→ **What is expected**:
Check each line of the listing, and copy it if it contains the word "lukuun".
..........
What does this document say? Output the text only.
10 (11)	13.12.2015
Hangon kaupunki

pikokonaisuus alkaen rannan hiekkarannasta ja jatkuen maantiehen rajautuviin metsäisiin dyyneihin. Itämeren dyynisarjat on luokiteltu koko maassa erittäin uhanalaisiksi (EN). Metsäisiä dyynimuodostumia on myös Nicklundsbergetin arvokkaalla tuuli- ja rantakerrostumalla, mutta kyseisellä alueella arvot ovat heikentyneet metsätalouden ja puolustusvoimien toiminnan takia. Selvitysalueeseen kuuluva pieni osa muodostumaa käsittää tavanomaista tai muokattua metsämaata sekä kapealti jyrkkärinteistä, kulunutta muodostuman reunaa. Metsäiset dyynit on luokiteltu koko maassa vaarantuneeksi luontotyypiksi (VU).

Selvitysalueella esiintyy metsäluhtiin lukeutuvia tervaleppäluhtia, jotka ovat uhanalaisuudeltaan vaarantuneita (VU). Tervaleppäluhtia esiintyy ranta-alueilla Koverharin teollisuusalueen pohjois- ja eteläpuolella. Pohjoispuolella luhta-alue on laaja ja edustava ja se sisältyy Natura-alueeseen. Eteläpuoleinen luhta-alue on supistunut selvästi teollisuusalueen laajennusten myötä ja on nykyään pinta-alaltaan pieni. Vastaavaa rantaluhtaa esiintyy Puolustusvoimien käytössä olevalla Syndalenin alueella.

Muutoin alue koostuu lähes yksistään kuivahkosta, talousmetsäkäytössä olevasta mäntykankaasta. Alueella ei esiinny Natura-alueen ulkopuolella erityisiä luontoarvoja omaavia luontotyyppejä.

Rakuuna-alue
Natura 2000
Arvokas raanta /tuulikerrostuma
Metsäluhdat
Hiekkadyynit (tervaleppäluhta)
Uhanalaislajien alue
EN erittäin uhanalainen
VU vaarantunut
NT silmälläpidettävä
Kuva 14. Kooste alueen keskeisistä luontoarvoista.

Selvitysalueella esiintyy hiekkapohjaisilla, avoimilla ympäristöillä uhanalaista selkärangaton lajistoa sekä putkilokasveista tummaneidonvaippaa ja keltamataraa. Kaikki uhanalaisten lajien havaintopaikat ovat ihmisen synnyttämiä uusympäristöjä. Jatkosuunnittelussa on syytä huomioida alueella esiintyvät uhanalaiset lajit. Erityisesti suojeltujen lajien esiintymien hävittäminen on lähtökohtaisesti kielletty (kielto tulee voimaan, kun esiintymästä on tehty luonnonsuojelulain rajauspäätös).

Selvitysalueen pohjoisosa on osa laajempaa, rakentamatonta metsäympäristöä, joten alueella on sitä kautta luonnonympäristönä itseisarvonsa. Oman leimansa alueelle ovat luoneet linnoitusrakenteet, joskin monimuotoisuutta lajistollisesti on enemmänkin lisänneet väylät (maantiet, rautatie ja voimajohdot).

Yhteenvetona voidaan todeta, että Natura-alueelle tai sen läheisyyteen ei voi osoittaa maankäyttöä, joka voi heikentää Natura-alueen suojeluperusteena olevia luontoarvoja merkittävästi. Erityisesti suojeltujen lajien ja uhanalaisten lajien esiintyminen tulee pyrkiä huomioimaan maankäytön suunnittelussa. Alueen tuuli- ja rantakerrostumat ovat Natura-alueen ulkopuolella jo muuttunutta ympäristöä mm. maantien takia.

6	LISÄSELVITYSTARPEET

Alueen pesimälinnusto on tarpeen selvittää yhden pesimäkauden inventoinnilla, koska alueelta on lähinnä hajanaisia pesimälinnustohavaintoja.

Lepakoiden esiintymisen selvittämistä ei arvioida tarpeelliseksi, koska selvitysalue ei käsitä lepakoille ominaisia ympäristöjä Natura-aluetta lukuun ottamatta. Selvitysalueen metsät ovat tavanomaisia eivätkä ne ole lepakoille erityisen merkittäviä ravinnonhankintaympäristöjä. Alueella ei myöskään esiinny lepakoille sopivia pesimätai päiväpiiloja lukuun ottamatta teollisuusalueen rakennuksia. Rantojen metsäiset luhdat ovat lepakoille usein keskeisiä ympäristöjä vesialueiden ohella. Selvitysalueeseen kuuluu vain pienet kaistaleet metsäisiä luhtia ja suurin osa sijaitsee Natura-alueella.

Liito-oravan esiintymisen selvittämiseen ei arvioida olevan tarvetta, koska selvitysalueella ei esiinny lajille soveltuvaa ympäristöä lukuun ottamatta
..........
→ **Exercise solution**:
Lepakoiden esiintymisen selvittämistä ei arvioida tarpeelliseksi, koska selvitysalue ei käsitä lepakoille ominaisia ympäristöjä Natura-aluetta lukuun ottamatta. Selvitysalueen metsät ovat tavanomaisia eivätkä ne ole lepakoille erityisen merkittäviä ravinnonhankintaympäristöjä. Alueella ei myöskään esiinny lepakoille sopivia pesimätai päiväpiiloja lukuun ottamatta teollisuusalueen rakennuksia. Rantojen metsäiset luhdat ovat lepakoille usein keskeisiä ympäristöjä vesialueiden ohella. Selvitysalueeseen kuuluu vain pienet kaistaleet metsäisiä luhtia ja suurin osa sijaitsee Natura-alueella.
Liito-oravan esiintymisen selvittämiseen ei arvioida olevan tarvetta, koska selvitysalueella ei esiinny lajille soveltuvaa ympäristöä lukuun ottamatta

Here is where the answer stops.